_What you need to do_. Gather each line in the entries that includes the string "далее".
======== The input ========
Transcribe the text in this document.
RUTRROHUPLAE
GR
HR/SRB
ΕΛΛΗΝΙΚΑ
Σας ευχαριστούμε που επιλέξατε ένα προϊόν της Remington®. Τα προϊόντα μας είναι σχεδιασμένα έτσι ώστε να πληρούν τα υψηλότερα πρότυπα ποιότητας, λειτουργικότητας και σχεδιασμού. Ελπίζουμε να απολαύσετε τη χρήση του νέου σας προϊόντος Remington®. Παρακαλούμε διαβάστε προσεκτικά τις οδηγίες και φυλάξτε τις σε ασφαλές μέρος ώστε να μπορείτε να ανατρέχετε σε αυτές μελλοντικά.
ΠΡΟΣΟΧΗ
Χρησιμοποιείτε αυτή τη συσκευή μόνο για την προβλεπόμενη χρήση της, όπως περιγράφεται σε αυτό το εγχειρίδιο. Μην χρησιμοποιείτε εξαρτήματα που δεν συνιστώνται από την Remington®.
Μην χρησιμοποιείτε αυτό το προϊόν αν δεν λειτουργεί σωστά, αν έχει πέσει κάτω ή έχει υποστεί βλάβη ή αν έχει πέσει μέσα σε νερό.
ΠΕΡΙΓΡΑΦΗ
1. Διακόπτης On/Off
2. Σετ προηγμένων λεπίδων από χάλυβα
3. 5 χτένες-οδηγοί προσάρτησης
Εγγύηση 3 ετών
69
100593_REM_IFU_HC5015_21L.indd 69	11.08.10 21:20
========
======== The input ========
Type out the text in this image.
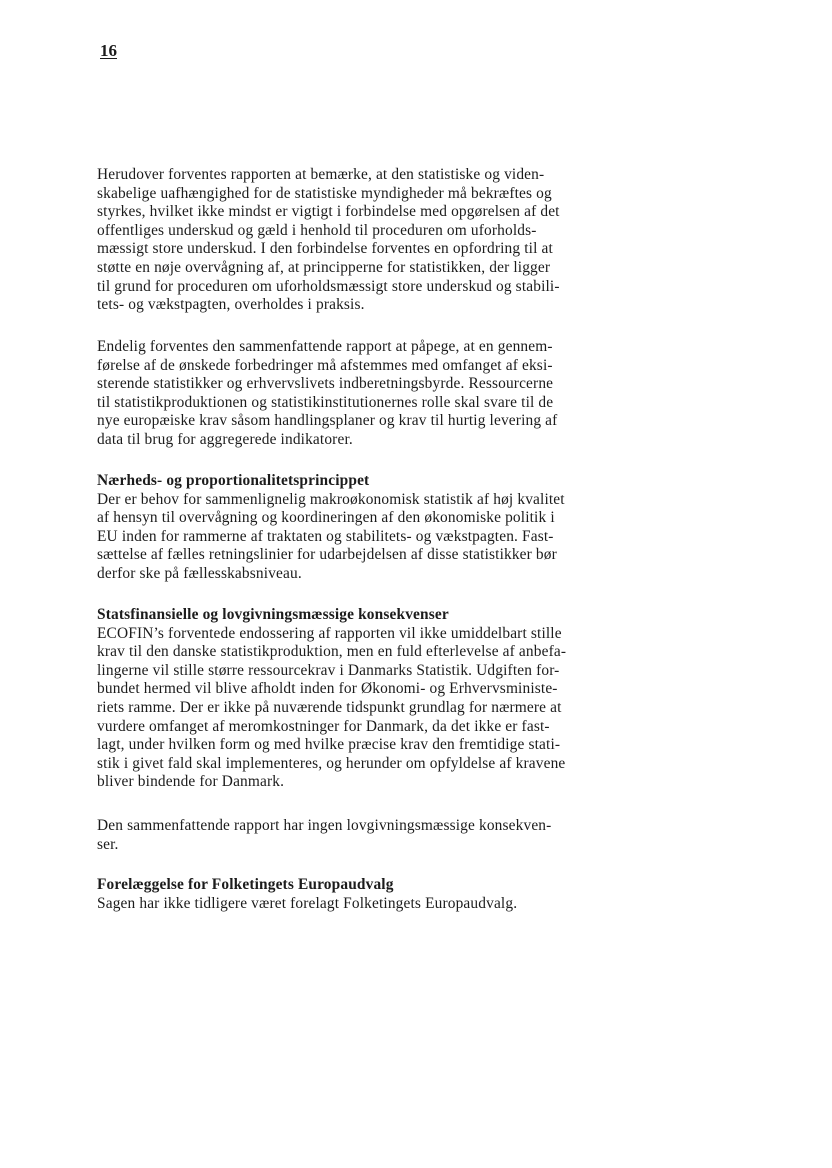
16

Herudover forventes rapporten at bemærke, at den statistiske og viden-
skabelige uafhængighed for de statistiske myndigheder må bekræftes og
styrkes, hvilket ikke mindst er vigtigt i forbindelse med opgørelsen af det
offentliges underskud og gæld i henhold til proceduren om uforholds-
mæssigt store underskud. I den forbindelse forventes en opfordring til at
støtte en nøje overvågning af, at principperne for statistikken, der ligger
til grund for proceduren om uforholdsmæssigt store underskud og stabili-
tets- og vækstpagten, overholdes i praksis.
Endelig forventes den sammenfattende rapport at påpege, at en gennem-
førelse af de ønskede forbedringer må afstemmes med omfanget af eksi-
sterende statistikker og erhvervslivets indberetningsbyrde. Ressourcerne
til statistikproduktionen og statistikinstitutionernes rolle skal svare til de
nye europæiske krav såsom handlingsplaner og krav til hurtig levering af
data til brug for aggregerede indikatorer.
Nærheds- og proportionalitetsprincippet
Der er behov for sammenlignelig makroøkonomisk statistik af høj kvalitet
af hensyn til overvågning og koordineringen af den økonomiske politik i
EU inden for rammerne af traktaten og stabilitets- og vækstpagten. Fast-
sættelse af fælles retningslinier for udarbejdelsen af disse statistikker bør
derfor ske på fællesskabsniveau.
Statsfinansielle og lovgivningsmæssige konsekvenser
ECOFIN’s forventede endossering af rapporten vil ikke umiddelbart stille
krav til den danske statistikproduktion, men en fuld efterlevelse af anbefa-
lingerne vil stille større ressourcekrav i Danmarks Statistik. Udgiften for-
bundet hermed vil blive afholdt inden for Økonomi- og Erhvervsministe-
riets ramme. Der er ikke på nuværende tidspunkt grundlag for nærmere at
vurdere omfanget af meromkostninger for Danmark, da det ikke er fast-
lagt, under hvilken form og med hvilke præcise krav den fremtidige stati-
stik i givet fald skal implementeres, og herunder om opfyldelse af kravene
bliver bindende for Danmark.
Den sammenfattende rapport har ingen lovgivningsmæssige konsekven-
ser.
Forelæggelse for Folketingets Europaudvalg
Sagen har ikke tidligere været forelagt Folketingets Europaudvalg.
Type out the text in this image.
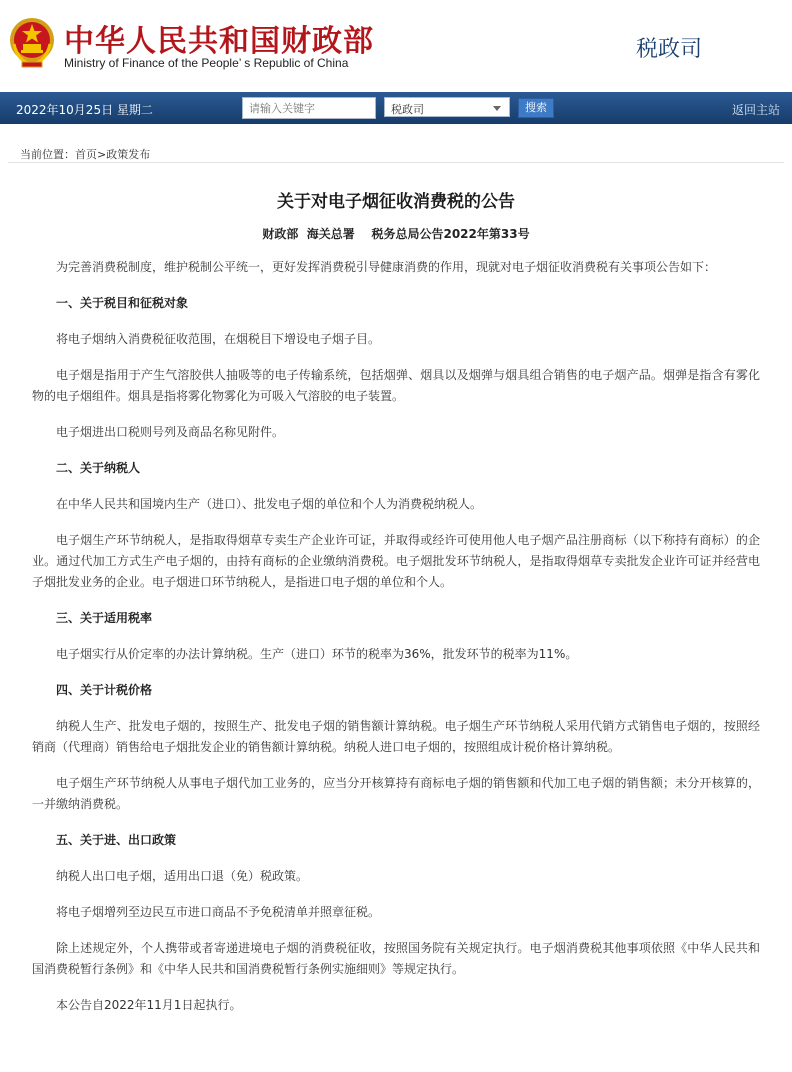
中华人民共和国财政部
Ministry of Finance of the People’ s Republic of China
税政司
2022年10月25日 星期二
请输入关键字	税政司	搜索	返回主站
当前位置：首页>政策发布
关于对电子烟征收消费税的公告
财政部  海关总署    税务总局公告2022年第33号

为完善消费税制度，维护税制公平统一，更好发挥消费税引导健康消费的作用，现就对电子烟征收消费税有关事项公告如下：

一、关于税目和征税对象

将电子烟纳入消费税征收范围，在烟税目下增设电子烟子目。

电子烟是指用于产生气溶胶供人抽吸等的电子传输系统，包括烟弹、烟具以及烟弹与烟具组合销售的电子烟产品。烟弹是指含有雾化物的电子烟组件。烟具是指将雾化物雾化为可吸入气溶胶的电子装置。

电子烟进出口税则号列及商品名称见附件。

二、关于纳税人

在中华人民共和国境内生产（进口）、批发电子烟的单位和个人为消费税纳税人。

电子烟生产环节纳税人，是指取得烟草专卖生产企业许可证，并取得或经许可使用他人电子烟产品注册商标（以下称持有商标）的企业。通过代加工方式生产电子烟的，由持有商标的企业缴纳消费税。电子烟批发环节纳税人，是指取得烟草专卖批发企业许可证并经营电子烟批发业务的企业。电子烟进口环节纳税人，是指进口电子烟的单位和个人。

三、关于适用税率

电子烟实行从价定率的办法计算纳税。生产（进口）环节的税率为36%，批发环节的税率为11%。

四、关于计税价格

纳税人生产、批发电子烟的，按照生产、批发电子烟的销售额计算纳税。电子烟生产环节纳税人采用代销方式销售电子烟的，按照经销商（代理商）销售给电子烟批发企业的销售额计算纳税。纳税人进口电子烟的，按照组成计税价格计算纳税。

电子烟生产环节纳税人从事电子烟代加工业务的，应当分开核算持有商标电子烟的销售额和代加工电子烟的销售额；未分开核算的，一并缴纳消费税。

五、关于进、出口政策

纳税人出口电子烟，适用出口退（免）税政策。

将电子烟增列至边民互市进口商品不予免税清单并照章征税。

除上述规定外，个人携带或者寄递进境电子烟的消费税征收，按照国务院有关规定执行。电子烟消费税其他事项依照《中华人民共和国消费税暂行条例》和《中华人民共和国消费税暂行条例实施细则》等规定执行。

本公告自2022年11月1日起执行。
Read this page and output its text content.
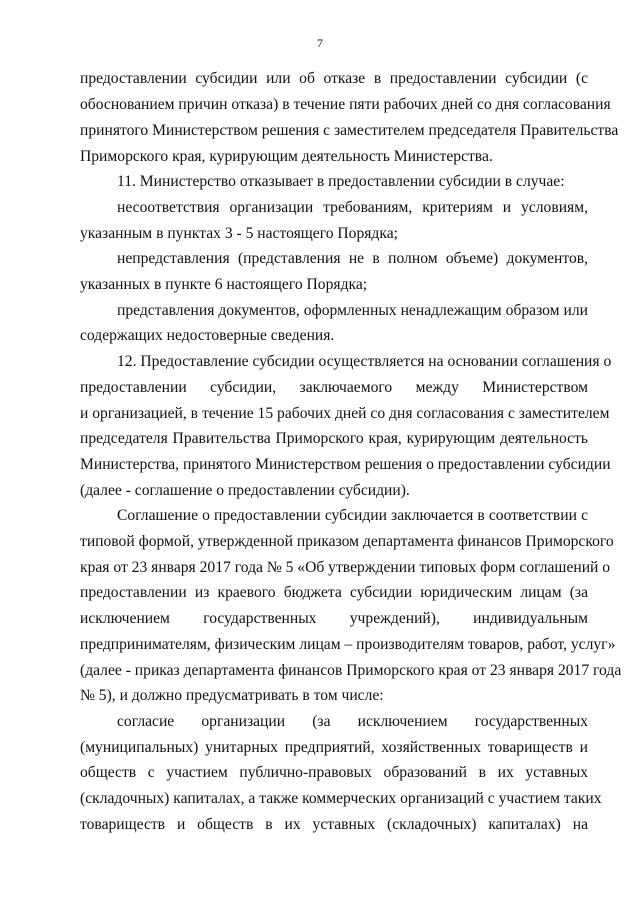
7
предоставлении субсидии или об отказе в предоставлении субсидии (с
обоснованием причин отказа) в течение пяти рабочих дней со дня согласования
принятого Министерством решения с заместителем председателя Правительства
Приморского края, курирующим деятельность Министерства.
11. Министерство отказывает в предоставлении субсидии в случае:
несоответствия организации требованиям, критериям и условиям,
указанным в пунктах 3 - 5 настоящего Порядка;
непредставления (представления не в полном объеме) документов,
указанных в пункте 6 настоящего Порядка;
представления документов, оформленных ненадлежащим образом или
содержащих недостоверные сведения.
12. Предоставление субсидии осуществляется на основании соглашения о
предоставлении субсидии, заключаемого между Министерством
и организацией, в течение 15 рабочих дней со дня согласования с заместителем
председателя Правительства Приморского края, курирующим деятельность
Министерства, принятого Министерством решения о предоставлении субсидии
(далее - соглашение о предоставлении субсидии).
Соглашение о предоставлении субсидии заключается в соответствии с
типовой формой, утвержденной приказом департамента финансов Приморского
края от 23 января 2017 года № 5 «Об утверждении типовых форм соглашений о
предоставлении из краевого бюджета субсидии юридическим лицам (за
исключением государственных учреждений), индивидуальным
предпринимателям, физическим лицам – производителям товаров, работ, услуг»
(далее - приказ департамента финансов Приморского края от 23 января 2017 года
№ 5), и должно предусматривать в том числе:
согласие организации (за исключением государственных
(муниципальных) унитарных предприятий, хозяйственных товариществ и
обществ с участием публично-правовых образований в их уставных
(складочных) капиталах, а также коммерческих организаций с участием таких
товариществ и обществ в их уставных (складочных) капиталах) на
========
_Written solution_.
(далее - соглашение о предоставлении субсидии).
(далее - приказ департамента финансов Приморского края от 23 января 2017 года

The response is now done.